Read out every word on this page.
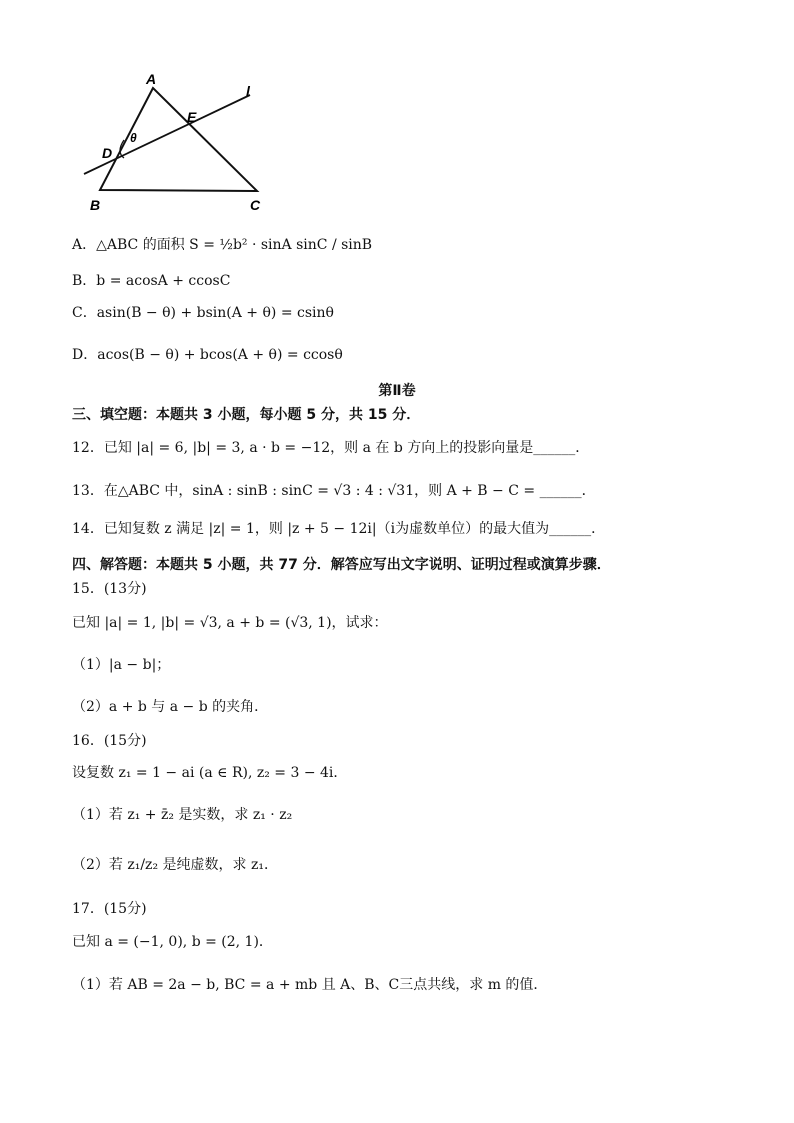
A
B	C
D
E
l
θ
A．△ABC 的面积 S = ½b² · sinA sinC / sinB
B．b = acosA + ccosC
C．asin(B − θ) + bsin(A + θ) = csinθ
D．acos(B − θ) + bcos(A + θ) = ccosθ
第Ⅱ卷
三、填空题：本题共 3 小题，每小题 5 分，共 15 分．
12．已知 |a| = 6, |b| = 3, a · b = −12，则 a 在 b 方向上的投影向量是______．
13．在△ABC 中，sinA : sinB : sinC = √3 : 4 : √31，则 A + B − C = ______．
14．已知复数 z 满足 |z| = 1，则 |z + 5 − 12i|（i为虚数单位）的最大值为______．
四、解答题：本题共 5 小题，共 77 分．解答应写出文字说明、证明过程或演算步骤．
15．(13分)
已知 |a| = 1, |b| = √3, a + b = (√3, 1)，试求：
（1）|a − b|；
（2）a + b 与 a − b 的夹角．
16．(15分)
设复数 z₁ = 1 − ai (a ∈ R), z₂ = 3 − 4i．
（1）若 z₁ + z̄₂ 是实数，求 z₁ · z₂
（2）若 z₁/z₂ 是纯虚数，求 z₁．
17．(15分)
已知 a = (−1, 0), b = (2, 1)．
（1）若 AB = 2a − b, BC = a + mb 且 A、B、C三点共线，求 m 的值．
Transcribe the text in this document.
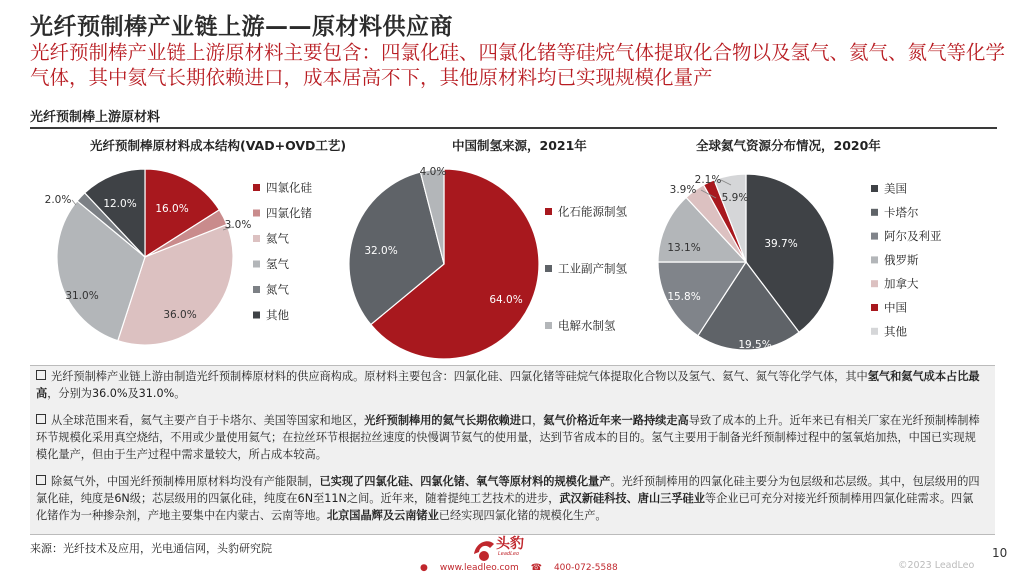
光纤预制棒产业链上游——原材料供应商
光纤预制棒产业链上游原材料主要包含：四氯化硅、四氯化锗等硅烷气体提取化合物以及氢气、氦气、氮气等化学气体，其中氦气长期依赖进口，成本居高不下，其他原材料均已实现规模化量产
光纤预制棒上游原材料
光纤预制棒原材料成本结构(VAD+OVD工艺)	中国制氢来源，2021年	全球氦气资源分布情况，2020年
16.0%
3.0%
36.0%
31.0%
2.0%	12.0%
四氯化硅
四氯化锗
氦气
氢气
氮气
其他
64.0%
32.0%
4.0%
化石能源制氢
工业副产制氢
电解水制氢
39.7%
19.5%
15.8%
13.1%
3.9%
2.1%
5.9%
美国
卡塔尔
阿尔及利亚
俄罗斯
加拿大
中国
其他
光纤预制棒产业链上游由制造光纤预制棒原材料的供应商构成。原材料主要包含：四氯化硅、四氯化锗等硅烷气体提取化合物以及氢气、氦气、氮气等化学气体，其中氢气和氦气成本占比最高，分别为36.0%及31.0%。
从全球范围来看，氦气主要产自于卡塔尔、美国等国家和地区，光纤预制棒用的氦气长期依赖进口，氦气价格近年来一路持续走高导致了成本的上升。近年来已有相关厂家在光纤预制棒制棒环节规模化采用真空烧结，不用或少量使用氦气；在拉丝环节根据拉丝速度的快慢调节氦气的使用量，达到节省成本的目的。氢气主要用于制备光纤预制棒过程中的氢氧焰加热，中国已实现规模化量产，但由于生产过程中需求量较大，所占成本较高。
除氦气外，中国光纤预制棒用原材料均没有产能限制，已实现了四氯化硅、四氯化锗、氧气等原材料的规模化量产。光纤预制棒用的四氯化硅主要分为包层级和芯层级。其中，包层级用的四氯化硅，纯度是6N级；芯层级用的四氯化硅，纯度在6N至11N之间。近年来，随着提纯工艺技术的进步，武汉新硅科技、唐山三孚硅业等企业已可充分对接光纤预制棒用四氯化硅需求。四氯化锗作为一种掺杂剂，产地主要集中在内蒙古、云南等地。北京国晶辉及云南锗业已经实现四氯化锗的规模化生产。
来源：光纤技术及应用，光电通信网，头豹研究院	头豹
LeadLeo
● www.leadleo.com ☎ 400-072-5588
10
©2023 LeadLeo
____________
Starting with the line that holds "Transcribe the text in this document.", retype each line through the last one in the listing above, exactly as written. Do not copy any pictures.

> **IN RESPONSE**:
Transcribe the text in this document.
光纤预制棒产业链上游——原材料供应商
光纤预制棒产业链上游原材料主要包含：四氯化硅、四氯化锗等硅烷气体提取化合物以及氢气、氦气、氮气等化学气体，其中氦气长期依赖进口，成本居高不下，其他原材料均已实现规模化量产
光纤预制棒上游原材料
光纤预制棒原材料成本结构(VAD+OVD工艺)	中国制氢来源，2021年	全球氦气资源分布情况，2020年
16.0%
3.0%
36.0%
31.0%
2.0%	12.0%
四氯化硅
四氯化锗
氦气
氢气
氮气
其他
64.0%
32.0%
4.0%
化石能源制氢
工业副产制氢
电解水制氢
39.7%
19.5%
15.8%
13.1%
3.9%
2.1%
5.9%
美国
卡塔尔
阿尔及利亚
俄罗斯
加拿大
中国
其他
光纤预制棒产业链上游由制造光纤预制棒原材料的供应商构成。原材料主要包含：四氯化硅、四氯化锗等硅烷气体提取化合物以及氢气、氦气、氮气等化学气体，其中氢气和氦气成本占比最高，分别为36.0%及31.0%。
从全球范围来看，氦气主要产自于卡塔尔、美国等国家和地区，光纤预制棒用的氦气长期依赖进口，氦气价格近年来一路持续走高导致了成本的上升。近年来已有相关厂家在光纤预制棒制棒环节规模化采用真空烧结，不用或少量使用氦气；在拉丝环节根据拉丝速度的快慢调节氦气的使用量，达到节省成本的目的。氢气主要用于制备光纤预制棒过程中的氢氧焰加热，中国已实现规模化量产，但由于生产过程中需求量较大，所占成本较高。
除氦气外，中国光纤预制棒用原材料均没有产能限制，已实现了四氯化硅、四氯化锗、氧气等原材料的规模化量产。光纤预制棒用的四氯化硅主要分为包层级和芯层级。其中，包层级用的四氯化硅，纯度是6N级；芯层级用的四氯化硅，纯度在6N至11N之间。近年来，随着提纯工艺技术的进步，武汉新硅科技、唐山三孚硅业等企业已可充分对接光纤预制棒用四氯化硅需求。四氯化锗作为一种掺杂剂，产地主要集中在内蒙古、云南等地。北京国晶辉及云南锗业已经实现四氯化锗的规模化生产。
来源：光纤技术及应用，光电通信网，头豹研究院	头豹
LeadLeo
● www.leadleo.com ☎ 400-072-5588
10
©2023 LeadLeo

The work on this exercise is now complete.